Exercise aim: Render the records as a Markdown table from their start through the line containing "svg-text:E: E (293, 251, 297, 253)", with one row per line and blank lines omitted. Use the columns Row, holding the row number, and Line, holding the line.
◆ ◆ ◆ ◆ ◆
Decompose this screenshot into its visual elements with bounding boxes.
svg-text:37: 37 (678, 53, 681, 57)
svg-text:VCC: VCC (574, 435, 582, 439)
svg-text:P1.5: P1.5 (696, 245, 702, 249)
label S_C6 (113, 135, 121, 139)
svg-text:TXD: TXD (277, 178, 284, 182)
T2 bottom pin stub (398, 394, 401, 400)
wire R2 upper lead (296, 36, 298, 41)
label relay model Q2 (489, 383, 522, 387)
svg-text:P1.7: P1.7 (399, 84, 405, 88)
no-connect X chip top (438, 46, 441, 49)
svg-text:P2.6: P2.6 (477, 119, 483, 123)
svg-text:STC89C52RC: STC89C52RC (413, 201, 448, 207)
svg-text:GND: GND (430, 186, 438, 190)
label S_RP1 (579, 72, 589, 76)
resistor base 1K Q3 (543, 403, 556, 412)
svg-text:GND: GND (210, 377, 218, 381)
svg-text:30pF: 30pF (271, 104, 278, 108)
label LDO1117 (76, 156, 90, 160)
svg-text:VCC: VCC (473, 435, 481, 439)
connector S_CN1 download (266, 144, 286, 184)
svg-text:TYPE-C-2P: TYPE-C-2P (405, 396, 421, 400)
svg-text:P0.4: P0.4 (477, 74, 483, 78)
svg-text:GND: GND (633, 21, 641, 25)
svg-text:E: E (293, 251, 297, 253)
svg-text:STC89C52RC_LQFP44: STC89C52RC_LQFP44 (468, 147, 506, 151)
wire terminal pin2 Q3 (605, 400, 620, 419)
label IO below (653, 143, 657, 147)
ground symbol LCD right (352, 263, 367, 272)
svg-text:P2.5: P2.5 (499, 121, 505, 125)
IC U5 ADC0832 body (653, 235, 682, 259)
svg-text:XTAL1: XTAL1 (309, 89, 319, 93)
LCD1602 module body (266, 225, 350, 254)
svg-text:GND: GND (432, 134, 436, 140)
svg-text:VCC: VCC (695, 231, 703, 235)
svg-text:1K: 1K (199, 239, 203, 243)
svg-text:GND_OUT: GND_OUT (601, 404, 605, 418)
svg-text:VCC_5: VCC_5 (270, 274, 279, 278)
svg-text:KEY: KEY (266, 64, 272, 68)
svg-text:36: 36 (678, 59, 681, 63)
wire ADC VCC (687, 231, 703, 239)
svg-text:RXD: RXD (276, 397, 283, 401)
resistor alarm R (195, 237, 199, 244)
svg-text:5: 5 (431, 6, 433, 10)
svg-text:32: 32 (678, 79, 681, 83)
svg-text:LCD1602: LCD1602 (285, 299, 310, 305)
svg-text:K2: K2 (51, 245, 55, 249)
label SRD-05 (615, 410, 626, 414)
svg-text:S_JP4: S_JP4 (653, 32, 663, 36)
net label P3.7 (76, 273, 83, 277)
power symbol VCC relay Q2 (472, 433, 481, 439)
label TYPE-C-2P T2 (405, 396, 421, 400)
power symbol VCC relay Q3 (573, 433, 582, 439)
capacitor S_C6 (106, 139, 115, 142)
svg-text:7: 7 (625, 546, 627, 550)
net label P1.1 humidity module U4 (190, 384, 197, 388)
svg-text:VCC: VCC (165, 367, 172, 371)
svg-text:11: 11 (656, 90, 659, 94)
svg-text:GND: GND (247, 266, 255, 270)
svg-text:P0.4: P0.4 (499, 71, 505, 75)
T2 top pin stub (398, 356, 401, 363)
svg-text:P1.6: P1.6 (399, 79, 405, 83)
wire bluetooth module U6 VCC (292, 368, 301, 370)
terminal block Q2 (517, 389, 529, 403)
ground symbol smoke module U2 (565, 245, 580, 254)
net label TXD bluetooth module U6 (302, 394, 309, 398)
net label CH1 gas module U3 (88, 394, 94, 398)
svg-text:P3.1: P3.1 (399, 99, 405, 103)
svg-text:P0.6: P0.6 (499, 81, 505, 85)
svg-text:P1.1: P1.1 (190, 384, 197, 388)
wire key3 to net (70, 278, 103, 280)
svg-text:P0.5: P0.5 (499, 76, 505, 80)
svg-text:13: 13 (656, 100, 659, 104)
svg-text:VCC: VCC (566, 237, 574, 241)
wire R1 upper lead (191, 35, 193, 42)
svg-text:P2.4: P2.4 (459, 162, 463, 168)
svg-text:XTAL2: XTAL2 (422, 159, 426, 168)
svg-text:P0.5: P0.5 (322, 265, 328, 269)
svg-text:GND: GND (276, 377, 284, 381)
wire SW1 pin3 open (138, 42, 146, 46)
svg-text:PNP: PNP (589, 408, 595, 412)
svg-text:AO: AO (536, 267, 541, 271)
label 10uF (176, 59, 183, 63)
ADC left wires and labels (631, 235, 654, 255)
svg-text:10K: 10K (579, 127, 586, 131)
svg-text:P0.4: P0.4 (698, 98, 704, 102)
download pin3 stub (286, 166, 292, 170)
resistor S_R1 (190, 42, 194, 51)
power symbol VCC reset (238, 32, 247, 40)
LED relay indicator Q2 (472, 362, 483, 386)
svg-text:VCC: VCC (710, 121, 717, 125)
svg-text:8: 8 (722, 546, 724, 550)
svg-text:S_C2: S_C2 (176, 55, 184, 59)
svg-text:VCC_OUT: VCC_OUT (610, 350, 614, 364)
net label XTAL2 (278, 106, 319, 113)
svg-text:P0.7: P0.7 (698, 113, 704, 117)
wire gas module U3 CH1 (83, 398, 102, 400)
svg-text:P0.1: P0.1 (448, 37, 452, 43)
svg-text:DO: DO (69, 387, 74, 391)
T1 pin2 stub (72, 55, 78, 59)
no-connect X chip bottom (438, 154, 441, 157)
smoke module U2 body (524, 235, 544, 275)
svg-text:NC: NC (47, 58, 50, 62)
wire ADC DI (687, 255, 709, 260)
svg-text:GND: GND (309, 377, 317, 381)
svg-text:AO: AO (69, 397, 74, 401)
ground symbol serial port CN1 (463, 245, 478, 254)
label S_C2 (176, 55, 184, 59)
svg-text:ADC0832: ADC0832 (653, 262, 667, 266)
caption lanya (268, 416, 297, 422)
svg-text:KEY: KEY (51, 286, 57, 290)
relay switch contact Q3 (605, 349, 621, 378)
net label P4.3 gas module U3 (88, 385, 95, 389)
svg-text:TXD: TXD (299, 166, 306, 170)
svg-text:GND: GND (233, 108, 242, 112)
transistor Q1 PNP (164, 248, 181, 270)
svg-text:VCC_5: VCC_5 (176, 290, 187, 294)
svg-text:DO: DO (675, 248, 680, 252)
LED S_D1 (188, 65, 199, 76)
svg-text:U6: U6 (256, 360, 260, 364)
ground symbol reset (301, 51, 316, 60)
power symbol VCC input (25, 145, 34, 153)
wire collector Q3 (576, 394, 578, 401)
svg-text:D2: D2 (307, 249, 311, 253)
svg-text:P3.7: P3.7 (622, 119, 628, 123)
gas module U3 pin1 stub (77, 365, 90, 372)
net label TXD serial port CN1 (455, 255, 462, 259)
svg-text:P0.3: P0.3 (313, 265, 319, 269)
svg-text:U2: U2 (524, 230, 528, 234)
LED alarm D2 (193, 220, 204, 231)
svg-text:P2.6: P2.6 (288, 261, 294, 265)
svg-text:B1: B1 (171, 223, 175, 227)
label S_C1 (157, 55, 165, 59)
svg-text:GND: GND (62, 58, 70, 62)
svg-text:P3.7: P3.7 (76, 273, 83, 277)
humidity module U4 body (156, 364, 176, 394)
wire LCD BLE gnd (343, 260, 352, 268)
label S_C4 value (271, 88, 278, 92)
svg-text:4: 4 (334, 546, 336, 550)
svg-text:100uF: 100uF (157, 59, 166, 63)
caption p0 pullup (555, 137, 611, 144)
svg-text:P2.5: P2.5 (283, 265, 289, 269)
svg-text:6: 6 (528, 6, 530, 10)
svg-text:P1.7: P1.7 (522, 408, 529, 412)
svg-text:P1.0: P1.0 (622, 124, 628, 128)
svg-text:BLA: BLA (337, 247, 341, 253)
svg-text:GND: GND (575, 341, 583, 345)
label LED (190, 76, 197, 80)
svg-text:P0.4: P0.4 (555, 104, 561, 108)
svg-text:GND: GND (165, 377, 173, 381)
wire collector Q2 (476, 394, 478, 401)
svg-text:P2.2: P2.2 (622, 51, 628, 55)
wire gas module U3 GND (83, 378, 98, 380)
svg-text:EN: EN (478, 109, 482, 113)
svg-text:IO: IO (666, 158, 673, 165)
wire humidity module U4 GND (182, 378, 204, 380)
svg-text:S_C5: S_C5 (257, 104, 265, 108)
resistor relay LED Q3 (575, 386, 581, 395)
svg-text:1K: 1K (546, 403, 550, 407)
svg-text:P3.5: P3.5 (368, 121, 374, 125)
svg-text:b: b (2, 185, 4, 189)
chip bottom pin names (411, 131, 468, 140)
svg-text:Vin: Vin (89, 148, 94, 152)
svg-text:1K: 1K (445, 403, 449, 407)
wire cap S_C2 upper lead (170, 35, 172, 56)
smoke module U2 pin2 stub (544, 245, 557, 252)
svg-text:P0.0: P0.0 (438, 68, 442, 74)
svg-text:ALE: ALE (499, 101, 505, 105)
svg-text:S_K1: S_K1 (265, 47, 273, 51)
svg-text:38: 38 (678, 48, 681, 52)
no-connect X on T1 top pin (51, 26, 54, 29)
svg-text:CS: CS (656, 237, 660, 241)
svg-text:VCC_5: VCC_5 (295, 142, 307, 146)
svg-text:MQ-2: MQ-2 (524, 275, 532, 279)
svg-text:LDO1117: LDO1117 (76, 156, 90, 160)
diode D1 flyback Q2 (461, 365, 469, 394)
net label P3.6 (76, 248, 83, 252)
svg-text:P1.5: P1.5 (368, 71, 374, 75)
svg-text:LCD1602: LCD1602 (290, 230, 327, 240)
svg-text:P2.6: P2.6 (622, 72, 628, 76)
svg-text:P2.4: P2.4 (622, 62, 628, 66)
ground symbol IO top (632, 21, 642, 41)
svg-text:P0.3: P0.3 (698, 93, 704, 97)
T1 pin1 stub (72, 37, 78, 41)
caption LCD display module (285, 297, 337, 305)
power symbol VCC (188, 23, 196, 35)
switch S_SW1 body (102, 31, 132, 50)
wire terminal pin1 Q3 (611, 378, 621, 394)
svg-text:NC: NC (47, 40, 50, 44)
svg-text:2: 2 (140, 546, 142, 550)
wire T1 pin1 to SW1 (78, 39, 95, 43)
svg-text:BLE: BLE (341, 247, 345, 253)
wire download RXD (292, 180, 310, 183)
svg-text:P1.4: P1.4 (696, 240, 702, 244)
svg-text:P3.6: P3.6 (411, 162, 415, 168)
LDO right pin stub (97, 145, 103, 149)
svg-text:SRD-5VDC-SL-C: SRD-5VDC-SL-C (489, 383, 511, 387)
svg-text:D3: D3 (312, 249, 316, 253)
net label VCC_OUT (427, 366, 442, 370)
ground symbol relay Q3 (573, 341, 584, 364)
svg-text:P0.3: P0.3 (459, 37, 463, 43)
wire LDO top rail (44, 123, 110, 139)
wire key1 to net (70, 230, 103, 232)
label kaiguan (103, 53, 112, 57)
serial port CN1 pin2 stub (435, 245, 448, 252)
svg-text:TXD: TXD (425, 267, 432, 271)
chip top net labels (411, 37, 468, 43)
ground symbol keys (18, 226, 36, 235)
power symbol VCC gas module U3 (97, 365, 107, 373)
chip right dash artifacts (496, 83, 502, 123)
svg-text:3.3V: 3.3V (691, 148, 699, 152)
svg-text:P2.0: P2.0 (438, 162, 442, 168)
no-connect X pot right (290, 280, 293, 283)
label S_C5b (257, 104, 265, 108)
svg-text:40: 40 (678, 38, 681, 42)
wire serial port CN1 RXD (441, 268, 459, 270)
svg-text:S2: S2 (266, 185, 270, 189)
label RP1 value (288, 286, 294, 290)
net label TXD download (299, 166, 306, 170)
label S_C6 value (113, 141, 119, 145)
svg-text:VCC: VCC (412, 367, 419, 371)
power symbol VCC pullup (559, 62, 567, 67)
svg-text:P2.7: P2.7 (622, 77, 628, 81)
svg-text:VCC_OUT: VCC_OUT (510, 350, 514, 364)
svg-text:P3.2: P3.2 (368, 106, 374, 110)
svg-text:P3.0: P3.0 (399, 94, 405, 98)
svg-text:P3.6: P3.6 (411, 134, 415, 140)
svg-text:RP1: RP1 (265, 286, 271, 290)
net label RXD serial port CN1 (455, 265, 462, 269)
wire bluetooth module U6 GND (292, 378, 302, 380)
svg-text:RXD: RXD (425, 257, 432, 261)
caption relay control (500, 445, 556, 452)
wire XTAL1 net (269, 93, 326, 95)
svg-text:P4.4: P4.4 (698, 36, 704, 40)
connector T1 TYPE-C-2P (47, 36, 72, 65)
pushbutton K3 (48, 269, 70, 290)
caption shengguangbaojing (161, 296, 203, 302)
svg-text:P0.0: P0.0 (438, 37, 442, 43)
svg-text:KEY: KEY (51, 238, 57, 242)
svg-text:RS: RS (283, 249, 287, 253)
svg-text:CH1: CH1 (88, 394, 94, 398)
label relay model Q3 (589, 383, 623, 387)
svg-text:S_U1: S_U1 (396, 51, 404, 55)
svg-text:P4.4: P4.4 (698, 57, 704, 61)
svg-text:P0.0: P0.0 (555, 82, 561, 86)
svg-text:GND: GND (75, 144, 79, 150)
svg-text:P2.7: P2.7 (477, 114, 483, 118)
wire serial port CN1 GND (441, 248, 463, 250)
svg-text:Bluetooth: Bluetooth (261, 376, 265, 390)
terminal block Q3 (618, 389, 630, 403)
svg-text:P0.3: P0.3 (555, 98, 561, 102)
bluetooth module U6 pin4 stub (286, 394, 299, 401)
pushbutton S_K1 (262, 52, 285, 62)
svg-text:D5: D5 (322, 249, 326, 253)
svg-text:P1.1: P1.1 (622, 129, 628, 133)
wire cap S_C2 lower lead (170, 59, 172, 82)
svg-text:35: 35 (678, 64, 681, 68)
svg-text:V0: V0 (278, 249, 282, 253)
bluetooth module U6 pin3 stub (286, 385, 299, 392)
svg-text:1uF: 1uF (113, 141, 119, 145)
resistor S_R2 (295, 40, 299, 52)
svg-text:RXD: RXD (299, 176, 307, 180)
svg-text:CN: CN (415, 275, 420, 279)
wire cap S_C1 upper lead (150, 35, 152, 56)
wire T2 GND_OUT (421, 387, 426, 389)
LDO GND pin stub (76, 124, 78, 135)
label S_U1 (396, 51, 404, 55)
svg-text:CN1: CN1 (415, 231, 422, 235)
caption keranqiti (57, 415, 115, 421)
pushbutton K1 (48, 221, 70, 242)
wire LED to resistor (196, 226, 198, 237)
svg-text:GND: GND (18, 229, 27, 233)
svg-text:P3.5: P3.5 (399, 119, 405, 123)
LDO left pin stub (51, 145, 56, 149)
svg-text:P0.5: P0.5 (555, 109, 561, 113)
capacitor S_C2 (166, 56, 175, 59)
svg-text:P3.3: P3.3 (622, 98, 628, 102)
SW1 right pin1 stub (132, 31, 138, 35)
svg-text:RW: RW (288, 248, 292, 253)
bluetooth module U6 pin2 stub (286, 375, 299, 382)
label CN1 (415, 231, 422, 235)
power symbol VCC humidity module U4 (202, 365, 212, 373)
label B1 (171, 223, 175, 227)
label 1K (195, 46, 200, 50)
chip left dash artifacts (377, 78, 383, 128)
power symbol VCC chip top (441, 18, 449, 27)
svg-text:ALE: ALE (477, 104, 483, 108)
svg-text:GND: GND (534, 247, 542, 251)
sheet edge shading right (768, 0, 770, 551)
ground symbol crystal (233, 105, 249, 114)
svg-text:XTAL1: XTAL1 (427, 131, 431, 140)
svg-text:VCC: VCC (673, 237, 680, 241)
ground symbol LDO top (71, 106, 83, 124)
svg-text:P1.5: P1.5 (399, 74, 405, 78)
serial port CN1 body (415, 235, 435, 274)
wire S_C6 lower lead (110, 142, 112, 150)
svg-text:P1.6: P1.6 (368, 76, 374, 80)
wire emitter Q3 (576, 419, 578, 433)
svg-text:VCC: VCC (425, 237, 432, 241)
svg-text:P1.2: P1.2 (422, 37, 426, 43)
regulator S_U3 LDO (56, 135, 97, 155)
◆ ◆ ◆ ◆ ◆
Full solution:
| Row | Line |
|---|---|
| 1 | Decompose this screenshot into its visual elements with bounding boxes. |
| 2 | svg-text:37: 37 (678, 53, 681, 57) |
| 3 | svg-text:VCC: VCC (574, 435, 582, 439) |
| 4 | svg-text:P1.5: P1.5 (696, 245, 702, 249) |
| 5 | label S_C6 (113, 135, 121, 139) |
| 6 | svg-text:TXD: TXD (277, 178, 284, 182) |
| 7 | T2 bottom pin stub (398, 394, 401, 400) |
| 8 | wire R2 upper lead (296, 36, 298, 41) |
| 9 | label relay model Q2 (489, 383, 522, 387) |
| 10 | svg-text:P1.7: P1.7 (399, 84, 405, 88) |
| 11 | no-connect X chip top (438, 46, 441, 49) |
| 12 | svg-text:P2.6: P2.6 (477, 119, 483, 123) |
| 13 | svg-text:STC89C52RC: STC89C52RC (413, 201, 448, 207) |
| 14 | svg-text:GND: GND (430, 186, 438, 190) |
| 15 | label S_RP1 (579, 72, 589, 76) |
| 16 | resistor base 1K Q3 (543, 403, 556, 412) |
| 17 | svg-text:GND: GND (210, 377, 218, 381) |
| 18 | svg-text:30pF: 30pF (271, 104, 278, 108) |
| 19 | label LDO1117 (76, 156, 90, 160) |
| 20 | svg-text:VCC: VCC (473, 435, 481, 439) |
| 21 | connector S_CN1 download (266, 144, 286, 184) |
| 22 | svg-text:TYPE-C-2P: TYPE-C-2P (405, 396, 421, 400) |
| 23 | svg-text:P0.4: P0.4 (477, 74, 483, 78) |
| 24 | svg-text:GND: GND (633, 21, 641, 25) |
| 25 | svg-text:E: E (293, 251, 297, 253) |